# START OF Extracted information
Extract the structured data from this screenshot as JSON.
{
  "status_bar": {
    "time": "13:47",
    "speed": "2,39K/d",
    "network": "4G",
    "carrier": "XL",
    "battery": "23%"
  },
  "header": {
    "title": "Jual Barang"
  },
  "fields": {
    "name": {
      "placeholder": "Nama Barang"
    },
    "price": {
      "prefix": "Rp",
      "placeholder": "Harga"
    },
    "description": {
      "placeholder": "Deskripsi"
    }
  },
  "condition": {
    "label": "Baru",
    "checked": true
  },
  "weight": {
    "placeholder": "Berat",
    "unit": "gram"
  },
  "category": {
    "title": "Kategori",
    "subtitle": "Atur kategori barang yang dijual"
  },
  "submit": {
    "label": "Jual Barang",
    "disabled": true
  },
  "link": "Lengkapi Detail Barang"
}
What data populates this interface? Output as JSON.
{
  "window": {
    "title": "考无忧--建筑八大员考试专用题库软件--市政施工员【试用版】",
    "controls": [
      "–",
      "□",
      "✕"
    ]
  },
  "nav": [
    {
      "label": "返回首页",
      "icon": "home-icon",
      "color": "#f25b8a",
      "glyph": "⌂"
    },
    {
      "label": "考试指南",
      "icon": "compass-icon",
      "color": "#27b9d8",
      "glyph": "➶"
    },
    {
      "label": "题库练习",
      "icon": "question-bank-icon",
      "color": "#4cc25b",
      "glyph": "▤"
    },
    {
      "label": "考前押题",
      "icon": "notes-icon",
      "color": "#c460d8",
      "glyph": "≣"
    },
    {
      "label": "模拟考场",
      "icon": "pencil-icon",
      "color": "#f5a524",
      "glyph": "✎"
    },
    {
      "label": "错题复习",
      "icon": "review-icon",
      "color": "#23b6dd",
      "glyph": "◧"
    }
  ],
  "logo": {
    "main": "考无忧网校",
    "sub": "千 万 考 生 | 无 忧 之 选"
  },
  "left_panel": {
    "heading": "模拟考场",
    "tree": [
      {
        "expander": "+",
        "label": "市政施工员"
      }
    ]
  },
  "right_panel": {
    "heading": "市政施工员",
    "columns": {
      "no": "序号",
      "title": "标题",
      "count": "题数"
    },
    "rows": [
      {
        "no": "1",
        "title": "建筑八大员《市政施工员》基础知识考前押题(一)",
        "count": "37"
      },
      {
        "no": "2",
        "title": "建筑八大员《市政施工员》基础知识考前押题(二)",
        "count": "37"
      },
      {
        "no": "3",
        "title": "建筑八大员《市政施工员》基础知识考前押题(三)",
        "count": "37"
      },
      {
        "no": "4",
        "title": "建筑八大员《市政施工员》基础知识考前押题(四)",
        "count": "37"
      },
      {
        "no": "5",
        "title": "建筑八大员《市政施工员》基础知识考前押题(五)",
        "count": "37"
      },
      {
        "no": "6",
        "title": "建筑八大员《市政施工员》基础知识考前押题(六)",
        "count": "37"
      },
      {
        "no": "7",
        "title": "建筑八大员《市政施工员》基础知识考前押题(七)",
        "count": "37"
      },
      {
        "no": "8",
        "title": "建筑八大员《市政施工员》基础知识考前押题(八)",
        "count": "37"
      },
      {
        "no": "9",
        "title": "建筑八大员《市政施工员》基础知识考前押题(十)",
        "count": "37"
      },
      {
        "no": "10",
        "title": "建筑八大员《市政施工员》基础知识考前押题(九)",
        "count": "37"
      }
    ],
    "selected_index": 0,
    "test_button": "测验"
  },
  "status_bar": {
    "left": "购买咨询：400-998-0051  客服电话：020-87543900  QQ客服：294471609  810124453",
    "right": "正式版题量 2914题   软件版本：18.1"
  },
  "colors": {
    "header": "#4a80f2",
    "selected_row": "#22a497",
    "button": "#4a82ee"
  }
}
# END OF Extracted information
## Required task
Word for word, restate all of the data shown above.

## Finished exercise
Extract the structured data from this screenshot as JSON.
{
  "status_bar": {
    "time": "13:47",
    "speed": "2,39K/d",
    "network": "4G",
    "carrier": "XL",
    "battery": "23%"
  },
  "header": {
    "title": "Jual Barang"
  },
  "fields": {
    "name": {
      "placeholder": "Nama Barang"
    },
    "price": {
      "prefix": "Rp",
      "placeholder": "Harga"
    },
    "description": {
      "placeholder": "Deskripsi"
    }
  },
  "condition": {
    "label": "Baru",
    "checked": true
  },
  "weight": {
    "placeholder": "Berat",
    "unit": "gram"
  },
  "category": {
    "title": "Kategori",
    "subtitle": "Atur kategori barang yang dijual"
  },
  "submit": {
    "label": "Jual Barang",
    "disabled": true
  },
  "link": "Lengkapi Detail Barang"
}
What data populates this interface? Output as JSON.
{
  "window": {
    "title": "考无忧--建筑八大员考试专用题库软件--市政施工员【试用版】",
    "controls": [
      "–",
      "□",
      "✕"
    ]
  },
  "nav": [
    {
      "label": "返回首页",
      "icon": "home-icon",
      "color": "#f25b8a",
      "glyph": "⌂"
    },
    {
      "label": "考试指南",
      "icon": "compass-icon",
      "color": "#27b9d8",
      "glyph": "➶"
    },
    {
      "label": "题库练习",
      "icon": "question-bank-icon",
      "color": "#4cc25b",
      "glyph": "▤"
    },
    {
      "label": "考前押题",
      "icon": "notes-icon",
      "color": "#c460d8",
      "glyph": "≣"
    },
    {
      "label": "模拟考场",
      "icon": "pencil-icon",
      "color": "#f5a524",
      "glyph": "✎"
    },
    {
      "label": "错题复习",
      "icon": "review-icon",
      "color": "#23b6dd",
      "glyph": "◧"
    }
  ],
  "logo": {
    "main": "考无忧网校",
    "sub": "千 万 考 生 | 无 忧 之 选"
  },
  "left_panel": {
    "heading": "模拟考场",
    "tree": [
      {
        "expander": "+",
        "label": "市政施工员"
      }
    ]
  },
  "right_panel": {
    "heading": "市政施工员",
    "columns": {
      "no": "序号",
      "title": "标题",
      "count": "题数"
    },
    "rows": [
      {
        "no": "1",
        "title": "建筑八大员《市政施工员》基础知识考前押题(一)",
        "count": "37"
      },
      {
        "no": "2",
        "title": "建筑八大员《市政施工员》基础知识考前押题(二)",
        "count": "37"
      },
      {
        "no": "3",
        "title": "建筑八大员《市政施工员》基础知识考前押题(三)",
        "count": "37"
      },
      {
        "no": "4",
        "title": "建筑八大员《市政施工员》基础知识考前押题(四)",
        "count": "37"
      },
      {
        "no": "5",
        "title": "建筑八大员《市政施工员》基础知识考前押题(五)",
        "count": "37"
      },
      {
        "no": "6",
        "title": "建筑八大员《市政施工员》基础知识考前押题(六)",
        "count": "37"
      },
      {
        "no": "7",
        "title": "建筑八大员《市政施工员》基础知识考前押题(七)",
        "count": "37"
      },
      {
        "no": "8",
        "title": "建筑八大员《市政施工员》基础知识考前押题(八)",
        "count": "37"
      },
      {
        "no": "9",
        "title": "建筑八大员《市政施工员》基础知识考前押题(十)",
        "count": "37"
      },
      {
        "no": "10",
        "title": "建筑八大员《市政施工员》基础知识考前押题(九)",
        "count": "37"
      }
    ],
    "selected_index": 0,
    "test_button": "测验"
  },
  "status_bar": {
    "left": "购买咨询：400-998-0051  客服电话：020-87543900  QQ客服：294471609  810124453",
    "right": "正式版题量 2914题   软件版本：18.1"
  },
  "colors": {
    "header": "#4a80f2",
    "selected_row": "#22a497",
    "button": "#4a82ee"
  }
}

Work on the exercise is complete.